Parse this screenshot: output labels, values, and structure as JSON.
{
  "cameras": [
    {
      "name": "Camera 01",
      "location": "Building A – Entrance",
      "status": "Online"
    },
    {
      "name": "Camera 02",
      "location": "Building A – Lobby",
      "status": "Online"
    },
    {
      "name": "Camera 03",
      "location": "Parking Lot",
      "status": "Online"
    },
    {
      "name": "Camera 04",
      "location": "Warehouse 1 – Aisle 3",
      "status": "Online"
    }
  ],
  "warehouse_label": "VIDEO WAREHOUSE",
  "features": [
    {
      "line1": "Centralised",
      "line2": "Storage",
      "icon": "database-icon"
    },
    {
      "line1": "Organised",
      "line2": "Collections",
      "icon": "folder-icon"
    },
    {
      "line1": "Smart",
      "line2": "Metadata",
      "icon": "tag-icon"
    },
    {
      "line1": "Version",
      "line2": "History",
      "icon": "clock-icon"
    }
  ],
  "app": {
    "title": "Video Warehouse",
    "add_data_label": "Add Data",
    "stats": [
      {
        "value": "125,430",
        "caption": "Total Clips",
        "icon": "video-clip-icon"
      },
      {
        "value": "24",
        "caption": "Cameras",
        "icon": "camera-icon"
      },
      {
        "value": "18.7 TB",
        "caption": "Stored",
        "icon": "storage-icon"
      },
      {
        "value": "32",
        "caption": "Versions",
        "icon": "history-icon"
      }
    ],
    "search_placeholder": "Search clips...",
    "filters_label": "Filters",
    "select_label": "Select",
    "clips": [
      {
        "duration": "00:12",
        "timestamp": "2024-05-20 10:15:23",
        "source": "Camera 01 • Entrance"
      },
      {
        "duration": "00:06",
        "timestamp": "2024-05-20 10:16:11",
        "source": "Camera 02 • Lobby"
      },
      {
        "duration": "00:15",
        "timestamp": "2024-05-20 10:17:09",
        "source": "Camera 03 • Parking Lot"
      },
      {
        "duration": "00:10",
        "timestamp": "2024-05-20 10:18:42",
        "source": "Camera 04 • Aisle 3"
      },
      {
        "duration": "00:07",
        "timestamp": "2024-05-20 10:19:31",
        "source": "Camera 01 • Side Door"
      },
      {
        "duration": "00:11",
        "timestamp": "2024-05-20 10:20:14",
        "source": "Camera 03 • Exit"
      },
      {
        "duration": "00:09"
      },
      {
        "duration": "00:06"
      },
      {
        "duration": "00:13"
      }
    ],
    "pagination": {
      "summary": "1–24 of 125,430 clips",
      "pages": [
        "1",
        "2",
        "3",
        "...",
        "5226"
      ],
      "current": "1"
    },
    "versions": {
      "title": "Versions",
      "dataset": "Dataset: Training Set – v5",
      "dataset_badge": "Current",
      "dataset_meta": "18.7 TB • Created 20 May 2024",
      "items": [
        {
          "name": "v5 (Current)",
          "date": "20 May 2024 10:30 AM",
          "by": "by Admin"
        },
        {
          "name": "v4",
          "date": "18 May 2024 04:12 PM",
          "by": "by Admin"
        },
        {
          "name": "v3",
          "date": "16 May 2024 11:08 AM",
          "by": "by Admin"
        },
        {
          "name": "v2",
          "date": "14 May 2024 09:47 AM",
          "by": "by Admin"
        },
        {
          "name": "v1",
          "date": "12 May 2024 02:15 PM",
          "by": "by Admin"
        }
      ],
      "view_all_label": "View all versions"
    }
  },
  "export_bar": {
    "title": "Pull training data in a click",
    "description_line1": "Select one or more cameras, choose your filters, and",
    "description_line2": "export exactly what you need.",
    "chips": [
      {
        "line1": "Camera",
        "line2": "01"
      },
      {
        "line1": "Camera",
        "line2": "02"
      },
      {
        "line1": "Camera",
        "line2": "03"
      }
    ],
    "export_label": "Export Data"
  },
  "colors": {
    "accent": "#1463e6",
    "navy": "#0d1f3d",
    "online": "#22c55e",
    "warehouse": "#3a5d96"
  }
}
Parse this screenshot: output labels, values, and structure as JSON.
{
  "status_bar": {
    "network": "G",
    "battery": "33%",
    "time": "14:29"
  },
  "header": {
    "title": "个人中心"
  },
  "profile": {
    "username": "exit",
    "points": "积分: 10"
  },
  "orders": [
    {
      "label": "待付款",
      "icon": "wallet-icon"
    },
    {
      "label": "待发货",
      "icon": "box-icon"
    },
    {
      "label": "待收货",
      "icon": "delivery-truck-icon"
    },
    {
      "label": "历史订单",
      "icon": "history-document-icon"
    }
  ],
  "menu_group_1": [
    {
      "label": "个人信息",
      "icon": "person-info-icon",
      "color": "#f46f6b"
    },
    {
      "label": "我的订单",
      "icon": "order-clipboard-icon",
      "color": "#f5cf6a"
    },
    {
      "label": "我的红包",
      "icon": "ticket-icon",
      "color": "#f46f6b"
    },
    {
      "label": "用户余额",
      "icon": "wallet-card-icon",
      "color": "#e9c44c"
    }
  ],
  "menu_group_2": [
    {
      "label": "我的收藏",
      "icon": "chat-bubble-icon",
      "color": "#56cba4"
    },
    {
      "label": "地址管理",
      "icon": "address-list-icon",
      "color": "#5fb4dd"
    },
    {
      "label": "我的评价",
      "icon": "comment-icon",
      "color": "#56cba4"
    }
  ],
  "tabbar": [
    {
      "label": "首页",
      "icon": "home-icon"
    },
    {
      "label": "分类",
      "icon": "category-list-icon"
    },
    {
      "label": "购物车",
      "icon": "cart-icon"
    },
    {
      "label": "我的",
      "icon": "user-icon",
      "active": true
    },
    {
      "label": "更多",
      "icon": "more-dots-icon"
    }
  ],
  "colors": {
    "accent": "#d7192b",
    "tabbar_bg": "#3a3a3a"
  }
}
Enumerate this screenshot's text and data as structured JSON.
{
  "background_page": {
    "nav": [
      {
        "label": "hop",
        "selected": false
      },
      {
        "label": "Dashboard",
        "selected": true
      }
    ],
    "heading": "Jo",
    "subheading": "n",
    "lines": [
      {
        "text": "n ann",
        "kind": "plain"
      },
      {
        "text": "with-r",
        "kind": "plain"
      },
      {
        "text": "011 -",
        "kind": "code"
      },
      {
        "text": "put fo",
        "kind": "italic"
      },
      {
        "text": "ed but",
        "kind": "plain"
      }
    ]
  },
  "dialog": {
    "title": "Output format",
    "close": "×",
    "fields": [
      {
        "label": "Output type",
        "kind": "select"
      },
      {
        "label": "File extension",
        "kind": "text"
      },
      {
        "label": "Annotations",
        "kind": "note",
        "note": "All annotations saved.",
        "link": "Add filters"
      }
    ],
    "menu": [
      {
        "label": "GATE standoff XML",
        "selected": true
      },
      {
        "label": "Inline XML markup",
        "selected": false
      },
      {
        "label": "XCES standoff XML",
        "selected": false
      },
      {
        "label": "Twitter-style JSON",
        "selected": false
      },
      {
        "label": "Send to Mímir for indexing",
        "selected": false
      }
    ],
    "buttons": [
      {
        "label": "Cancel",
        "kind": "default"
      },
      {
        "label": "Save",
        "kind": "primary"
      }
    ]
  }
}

◇ ◇ ◇

Exactly reproduce every line of the records.

Parse this screenshot: output labels, values, and structure as JSON.
{
  "cameras": [
    {
      "name": "Camera 01",
      "location": "Building A – Entrance",
      "status": "Online"
    },
    {
      "name": "Camera 02",
      "location": "Building A – Lobby",
      "status": "Online"
    },
    {
      "name": "Camera 03",
      "location": "Parking Lot",
      "status": "Online"
    },
    {
      "name": "Camera 04",
      "location": "Warehouse 1 – Aisle 3",
      "status": "Online"
    }
  ],
  "warehouse_label": "VIDEO WAREHOUSE",
  "features": [
    {
      "line1": "Centralised",
      "line2": "Storage",
      "icon": "database-icon"
    },
    {
      "line1": "Organised",
      "line2": "Collections",
      "icon": "folder-icon"
    },
    {
      "line1": "Smart",
      "line2": "Metadata",
      "icon": "tag-icon"
    },
    {
      "line1": "Version",
      "line2": "History",
      "icon": "clock-icon"
    }
  ],
  "app": {
    "title": "Video Warehouse",
    "add_data_label": "Add Data",
    "stats": [
      {
        "value": "125,430",
        "caption": "Total Clips",
        "icon": "video-clip-icon"
      },
      {
        "value": "24",
        "caption": "Cameras",
        "icon": "camera-icon"
      },
      {
        "value": "18.7 TB",
        "caption": "Stored",
        "icon": "storage-icon"
      },
      {
        "value": "32",
        "caption": "Versions",
        "icon": "history-icon"
      }
    ],
    "search_placeholder": "Search clips...",
    "filters_label": "Filters",
    "select_label": "Select",
    "clips": [
      {
        "duration": "00:12",
        "timestamp": "2024-05-20 10:15:23",
        "source": "Camera 01 • Entrance"
      },
      {
        "duration": "00:06",
        "timestamp": "2024-05-20 10:16:11",
        "source": "Camera 02 • Lobby"
      },
      {
        "duration": "00:15",
        "timestamp": "2024-05-20 10:17:09",
        "source": "Camera 03 • Parking Lot"
      },
      {
        "duration": "00:10",
        "timestamp": "2024-05-20 10:18:42",
        "source": "Camera 04 • Aisle 3"
      },
      {
        "duration": "00:07",
        "timestamp": "2024-05-20 10:19:31",
        "source": "Camera 01 • Side Door"
      },
      {
        "duration": "00:11",
        "timestamp": "2024-05-20 10:20:14",
        "source": "Camera 03 • Exit"
      },
      {
        "duration": "00:09"
      },
      {
        "duration": "00:06"
      },
      {
        "duration": "00:13"
      }
    ],
    "pagination": {
      "summary": "1–24 of 125,430 clips",
      "pages": [
        "1",
        "2",
        "3",
        "...",
        "5226"
      ],
      "current": "1"
    },
    "versions": {
      "title": "Versions",
      "dataset": "Dataset: Training Set – v5",
      "dataset_badge": "Current",
      "dataset_meta": "18.7 TB • Created 20 May 2024",
      "items": [
        {
          "name": "v5 (Current)",
          "date": "20 May 2024 10:30 AM",
          "by": "by Admin"
        },
        {
          "name": "v4",
          "date": "18 May 2024 04:12 PM",
          "by": "by Admin"
        },
        {
          "name": "v3",
          "date": "16 May 2024 11:08 AM",
          "by": "by Admin"
        },
        {
          "name": "v2",
          "date": "14 May 2024 09:47 AM",
          "by": "by Admin"
        },
        {
          "name": "v1",
          "date": "12 May 2024 02:15 PM",
          "by": "by Admin"
        }
      ],
      "view_all_label": "View all versions"
    }
  },
  "export_bar": {
    "title": "Pull training data in a click",
    "description_line1": "Select one or more cameras, choose your filters, and",
    "description_line2": "export exactly what you need.",
    "chips": [
      {
        "line1": "Camera",
        "line2": "01"
      },
      {
        "line1": "Camera",
        "line2": "02"
      },
      {
        "line1": "Camera",
        "line2": "03"
      }
    ],
    "export_label": "Export Data"
  },
  "colors": {
    "accent": "#1463e6",
    "navy": "#0d1f3d",
    "online": "#22c55e",
    "warehouse": "#3a5d96"
  }
}
Parse this screenshot: output labels, values, and structure as JSON.
{
  "status_bar": {
    "network": "G",
    "battery": "33%",
    "time": "14:29"
  },
  "header": {
    "title": "个人中心"
  },
  "profile": {
    "username": "exit",
    "points": "积分: 10"
  },
  "orders": [
    {
      "label": "待付款",
      "icon": "wallet-icon"
    },
    {
      "label": "待发货",
      "icon": "box-icon"
    },
    {
      "label": "待收货",
      "icon": "delivery-truck-icon"
    },
    {
      "label": "历史订单",
      "icon": "history-document-icon"
    }
  ],
  "menu_group_1": [
    {
      "label": "个人信息",
      "icon": "person-info-icon",
      "color": "#f46f6b"
    },
    {
      "label": "我的订单",
      "icon": "order-clipboard-icon",
      "color": "#f5cf6a"
    },
    {
      "label": "我的红包",
      "icon": "ticket-icon",
      "color": "#f46f6b"
    },
    {
      "label": "用户余额",
      "icon": "wallet-card-icon",
      "color": "#e9c44c"
    }
  ],
  "menu_group_2": [
    {
      "label": "我的收藏",
      "icon": "chat-bubble-icon",
      "color": "#56cba4"
    },
    {
      "label": "地址管理",
      "icon": "address-list-icon",
      "color": "#5fb4dd"
    },
    {
      "label": "我的评价",
      "icon": "comment-icon",
      "color": "#56cba4"
    }
  ],
  "tabbar": [
    {
      "label": "首页",
      "icon": "home-icon"
    },
    {
      "label": "分类",
      "icon": "category-list-icon"
    },
    {
      "label": "购物车",
      "icon": "cart-icon"
    },
    {
      "label": "我的",
      "icon": "user-icon",
      "active": true
    },
    {
      "label": "更多",
      "icon": "more-dots-icon"
    }
  ],
  "colors": {
    "accent": "#d7192b",
    "tabbar_bg": "#3a3a3a"
  }
}
Enumerate this screenshot's text and data as structured JSON.
{
  "background_page": {
    "nav": [
      {
        "label": "hop",
        "selected": false
      },
      {
        "label": "Dashboard",
        "selected": true
      }
    ],
    "heading": "Jo",
    "subheading": "n",
    "lines": [
      {
        "text": "n ann",
        "kind": "plain"
      },
      {
        "text": "with-r",
        "kind": "plain"
      },
      {
        "text": "011 -",
        "kind": "code"
      },
      {
        "text": "put fo",
        "kind": "italic"
      },
      {
        "text": "ed but",
        "kind": "plain"
      }
    ]
  },
  "dialog": {
    "title": "Output format",
    "close": "×",
    "fields": [
      {
        "label": "Output type",
        "kind": "select"
      },
      {
        "label": "File extension",
        "kind": "text"
      },
      {
        "label": "Annotations",
        "kind": "note",
        "note": "All annotations saved.",
        "link": "Add filters"
      }
    ],
    "menu": [
      {
        "label": "GATE standoff XML",
        "selected": true
      },
      {
        "label": "Inline XML markup",
        "selected": false
      },
      {
        "label": "XCES standoff XML",
        "selected": false
      },
      {
        "label": "Twitter-style JSON",
        "selected": false
      },
      {
        "label": "Send to Mímir for indexing",
        "selected": false
      }
    ],
    "buttons": [
      {
        "label": "Cancel",
        "kind": "default"
      },
      {
        "label": "Save",
        "kind": "primary"
      }
    ]
  }
}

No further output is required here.